### AIM OF THE TASK:
Tally how many lines include "States". The number is the whole answer.

### RECORD SET:
------------------------------
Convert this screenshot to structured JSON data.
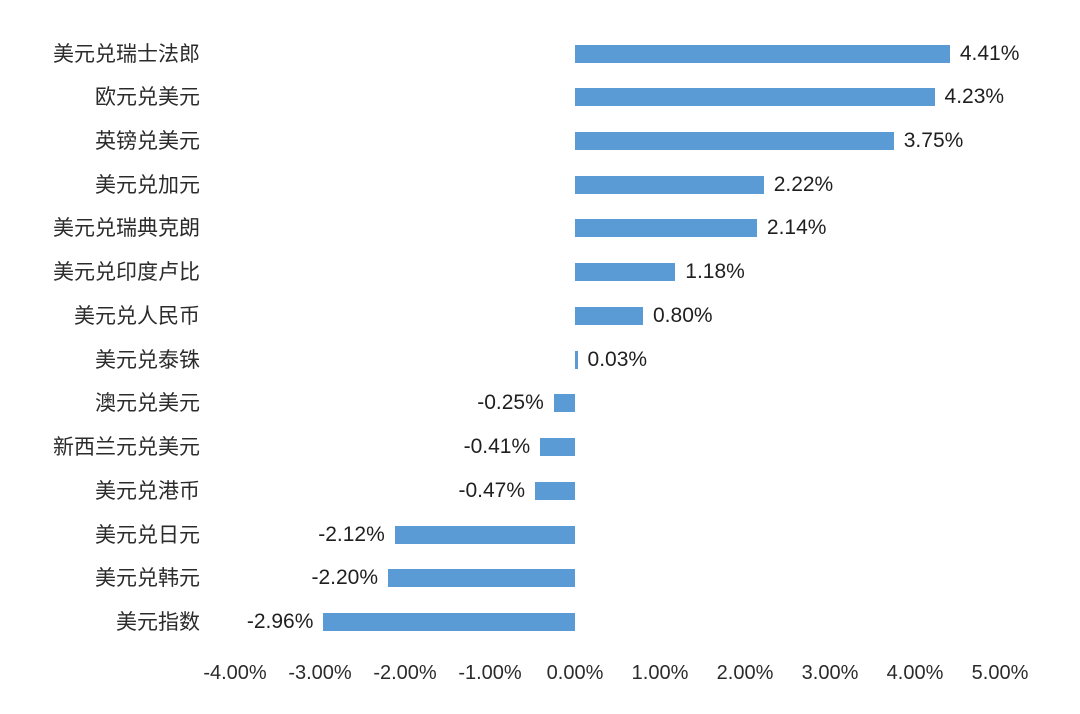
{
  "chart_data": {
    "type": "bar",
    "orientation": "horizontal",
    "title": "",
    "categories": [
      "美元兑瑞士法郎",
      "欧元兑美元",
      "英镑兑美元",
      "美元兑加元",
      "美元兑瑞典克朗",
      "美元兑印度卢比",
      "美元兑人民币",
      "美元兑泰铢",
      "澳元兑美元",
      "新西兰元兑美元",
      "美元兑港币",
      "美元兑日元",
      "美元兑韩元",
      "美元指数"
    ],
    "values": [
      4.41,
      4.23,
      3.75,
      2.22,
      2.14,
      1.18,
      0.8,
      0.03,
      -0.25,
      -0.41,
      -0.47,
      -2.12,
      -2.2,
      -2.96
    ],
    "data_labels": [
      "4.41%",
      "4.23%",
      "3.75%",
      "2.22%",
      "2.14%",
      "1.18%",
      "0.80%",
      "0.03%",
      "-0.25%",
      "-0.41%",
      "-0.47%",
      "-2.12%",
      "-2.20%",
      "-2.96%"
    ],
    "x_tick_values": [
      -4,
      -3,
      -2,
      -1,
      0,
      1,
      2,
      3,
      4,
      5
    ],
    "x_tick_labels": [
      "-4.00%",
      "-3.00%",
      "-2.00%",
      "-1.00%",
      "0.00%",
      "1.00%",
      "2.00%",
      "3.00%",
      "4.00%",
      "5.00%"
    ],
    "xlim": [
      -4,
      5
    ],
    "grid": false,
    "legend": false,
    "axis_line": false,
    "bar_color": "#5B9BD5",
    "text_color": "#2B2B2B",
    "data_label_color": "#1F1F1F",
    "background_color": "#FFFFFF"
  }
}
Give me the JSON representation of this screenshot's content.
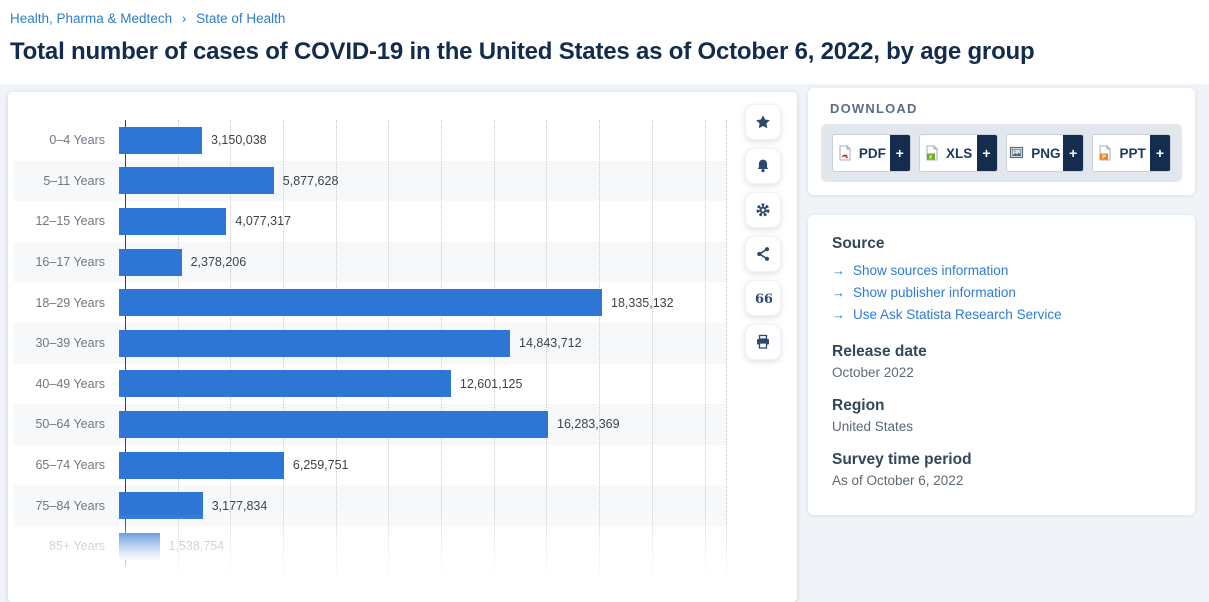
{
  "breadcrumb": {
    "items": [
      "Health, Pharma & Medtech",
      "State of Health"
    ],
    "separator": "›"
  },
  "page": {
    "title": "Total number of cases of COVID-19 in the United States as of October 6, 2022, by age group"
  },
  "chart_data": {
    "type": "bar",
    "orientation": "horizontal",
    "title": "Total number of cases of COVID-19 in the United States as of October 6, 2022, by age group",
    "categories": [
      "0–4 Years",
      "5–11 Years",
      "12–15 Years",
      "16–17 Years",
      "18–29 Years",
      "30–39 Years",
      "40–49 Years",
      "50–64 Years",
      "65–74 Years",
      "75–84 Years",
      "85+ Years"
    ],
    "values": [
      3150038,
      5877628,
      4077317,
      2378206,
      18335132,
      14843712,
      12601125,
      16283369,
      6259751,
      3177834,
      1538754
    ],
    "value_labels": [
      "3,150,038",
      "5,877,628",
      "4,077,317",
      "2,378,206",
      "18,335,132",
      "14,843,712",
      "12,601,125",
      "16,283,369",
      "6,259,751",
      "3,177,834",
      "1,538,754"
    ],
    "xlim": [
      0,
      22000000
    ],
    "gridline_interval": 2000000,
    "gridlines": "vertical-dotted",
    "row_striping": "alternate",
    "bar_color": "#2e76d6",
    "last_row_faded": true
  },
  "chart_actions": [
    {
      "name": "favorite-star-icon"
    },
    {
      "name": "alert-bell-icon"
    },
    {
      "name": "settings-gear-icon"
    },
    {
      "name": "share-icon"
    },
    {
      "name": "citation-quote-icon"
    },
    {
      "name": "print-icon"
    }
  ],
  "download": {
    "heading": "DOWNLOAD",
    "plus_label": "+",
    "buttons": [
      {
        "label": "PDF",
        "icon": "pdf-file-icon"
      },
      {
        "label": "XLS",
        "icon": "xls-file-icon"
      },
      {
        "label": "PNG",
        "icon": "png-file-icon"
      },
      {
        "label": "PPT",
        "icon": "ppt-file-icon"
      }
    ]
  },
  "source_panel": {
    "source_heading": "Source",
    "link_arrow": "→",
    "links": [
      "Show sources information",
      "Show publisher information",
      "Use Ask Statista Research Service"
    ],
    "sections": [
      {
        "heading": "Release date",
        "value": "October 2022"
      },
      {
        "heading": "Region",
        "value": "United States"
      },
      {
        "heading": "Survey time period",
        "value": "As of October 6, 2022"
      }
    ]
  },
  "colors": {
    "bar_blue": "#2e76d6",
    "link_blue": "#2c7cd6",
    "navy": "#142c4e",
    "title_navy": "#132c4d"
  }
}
------------------------------
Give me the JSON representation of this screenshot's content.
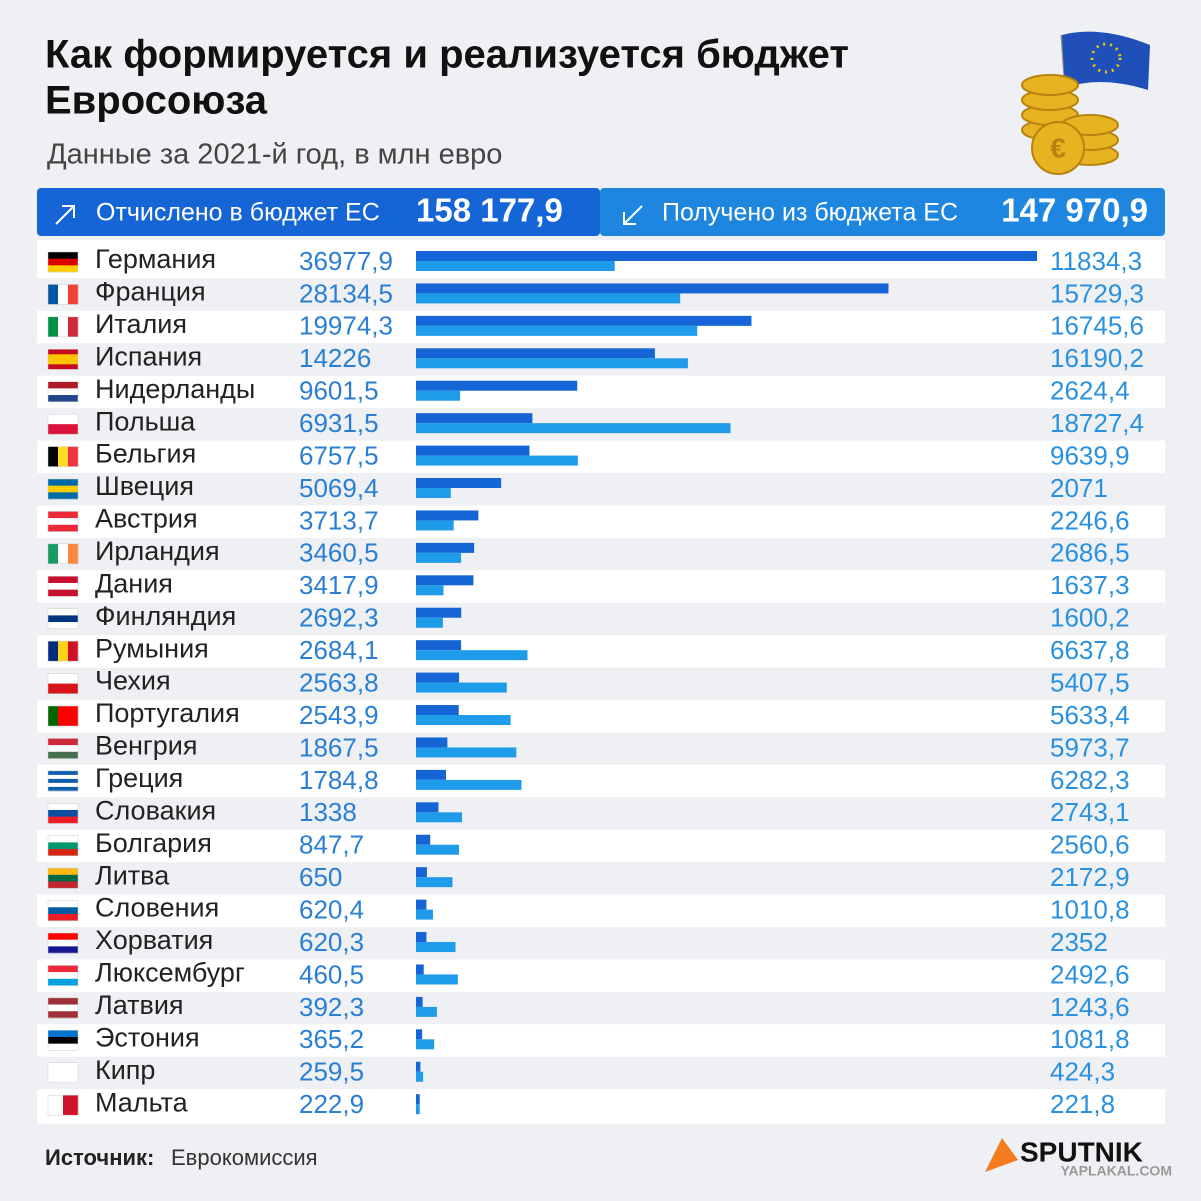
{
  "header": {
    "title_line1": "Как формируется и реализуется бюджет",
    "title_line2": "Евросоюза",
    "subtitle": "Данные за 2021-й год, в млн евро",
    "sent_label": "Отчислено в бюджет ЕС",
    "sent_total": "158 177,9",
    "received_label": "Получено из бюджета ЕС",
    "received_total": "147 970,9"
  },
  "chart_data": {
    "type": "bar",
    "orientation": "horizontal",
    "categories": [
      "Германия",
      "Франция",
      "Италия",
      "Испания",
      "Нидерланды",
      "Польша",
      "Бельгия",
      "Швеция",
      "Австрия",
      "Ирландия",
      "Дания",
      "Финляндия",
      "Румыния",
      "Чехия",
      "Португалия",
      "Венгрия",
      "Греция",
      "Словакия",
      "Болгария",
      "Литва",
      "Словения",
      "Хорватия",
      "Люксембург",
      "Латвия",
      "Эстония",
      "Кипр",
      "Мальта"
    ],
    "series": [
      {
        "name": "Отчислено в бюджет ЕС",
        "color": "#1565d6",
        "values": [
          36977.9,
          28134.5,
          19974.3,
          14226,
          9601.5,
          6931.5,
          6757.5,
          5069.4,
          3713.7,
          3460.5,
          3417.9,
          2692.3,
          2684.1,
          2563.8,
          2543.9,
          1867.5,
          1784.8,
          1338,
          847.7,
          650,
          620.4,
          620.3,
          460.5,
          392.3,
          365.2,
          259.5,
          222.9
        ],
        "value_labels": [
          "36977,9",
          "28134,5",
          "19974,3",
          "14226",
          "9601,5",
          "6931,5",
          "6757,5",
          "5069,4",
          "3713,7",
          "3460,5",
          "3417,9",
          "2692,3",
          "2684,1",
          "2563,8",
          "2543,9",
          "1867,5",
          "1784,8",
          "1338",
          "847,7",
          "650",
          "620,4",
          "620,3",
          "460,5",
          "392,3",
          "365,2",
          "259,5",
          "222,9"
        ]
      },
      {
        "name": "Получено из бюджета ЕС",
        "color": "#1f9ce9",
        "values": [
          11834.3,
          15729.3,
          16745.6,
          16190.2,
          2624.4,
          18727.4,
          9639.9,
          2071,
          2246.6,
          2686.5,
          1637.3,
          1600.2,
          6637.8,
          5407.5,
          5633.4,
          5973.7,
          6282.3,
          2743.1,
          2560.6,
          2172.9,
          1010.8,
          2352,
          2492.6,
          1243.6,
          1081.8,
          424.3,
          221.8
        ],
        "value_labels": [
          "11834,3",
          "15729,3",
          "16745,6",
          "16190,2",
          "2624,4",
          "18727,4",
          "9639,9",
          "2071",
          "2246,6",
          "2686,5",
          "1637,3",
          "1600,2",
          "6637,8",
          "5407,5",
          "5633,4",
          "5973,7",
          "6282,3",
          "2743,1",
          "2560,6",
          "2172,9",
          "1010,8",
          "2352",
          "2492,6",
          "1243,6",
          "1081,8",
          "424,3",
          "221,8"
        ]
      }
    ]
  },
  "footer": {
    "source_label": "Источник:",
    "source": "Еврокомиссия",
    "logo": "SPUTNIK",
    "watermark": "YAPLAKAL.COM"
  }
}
------------------------------
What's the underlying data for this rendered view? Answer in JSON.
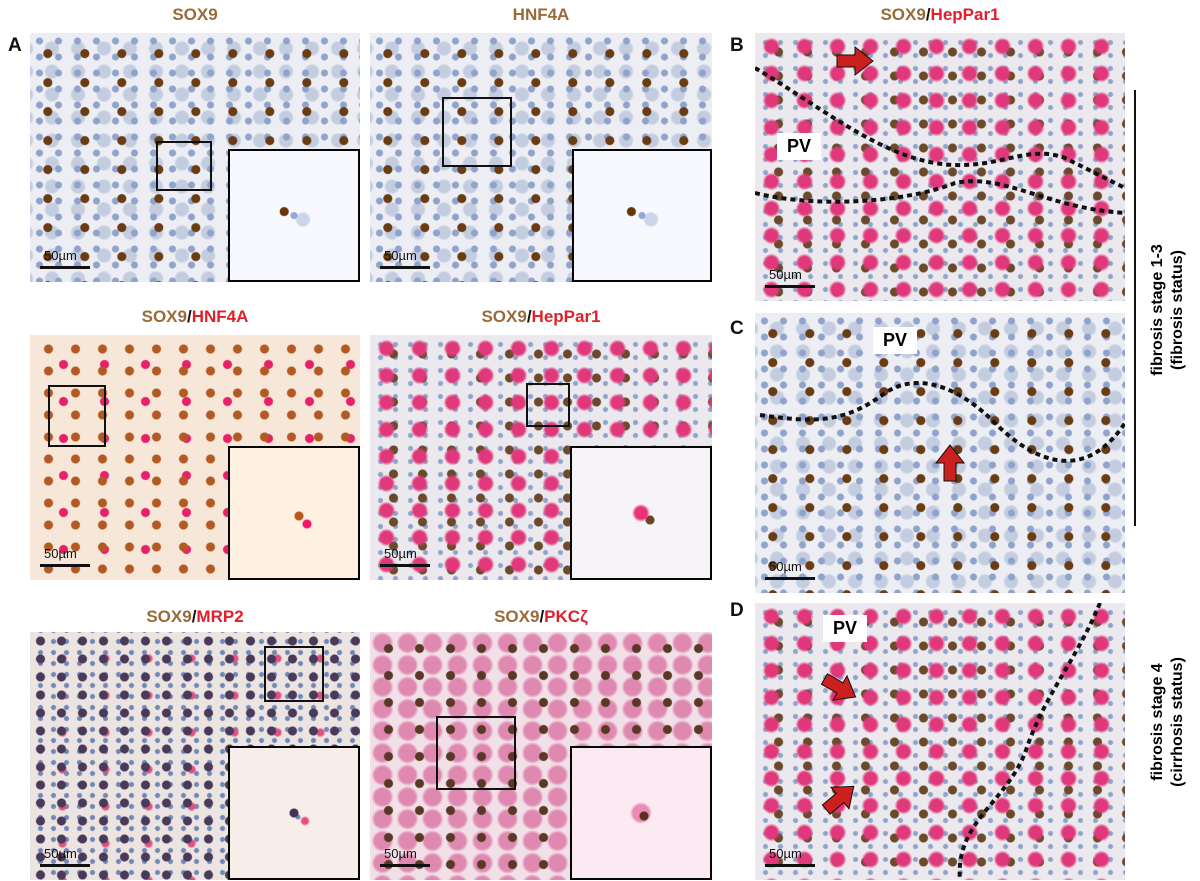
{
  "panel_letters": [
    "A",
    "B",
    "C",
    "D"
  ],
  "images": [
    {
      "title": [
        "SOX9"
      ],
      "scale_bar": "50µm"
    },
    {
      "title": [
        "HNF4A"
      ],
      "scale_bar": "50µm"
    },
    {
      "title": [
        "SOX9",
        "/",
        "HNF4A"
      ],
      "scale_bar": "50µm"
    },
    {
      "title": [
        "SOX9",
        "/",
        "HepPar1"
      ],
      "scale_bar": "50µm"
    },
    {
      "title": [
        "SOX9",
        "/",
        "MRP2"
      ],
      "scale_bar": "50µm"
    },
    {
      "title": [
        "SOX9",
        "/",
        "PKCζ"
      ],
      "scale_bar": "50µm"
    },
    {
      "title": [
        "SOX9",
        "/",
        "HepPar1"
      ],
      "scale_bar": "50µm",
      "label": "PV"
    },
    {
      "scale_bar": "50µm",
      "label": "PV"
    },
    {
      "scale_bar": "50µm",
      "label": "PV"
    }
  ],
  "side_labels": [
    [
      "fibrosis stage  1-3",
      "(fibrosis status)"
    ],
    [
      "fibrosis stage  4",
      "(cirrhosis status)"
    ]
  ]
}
------------------------------
### ANSWER FOR THIS EXERCISE:
3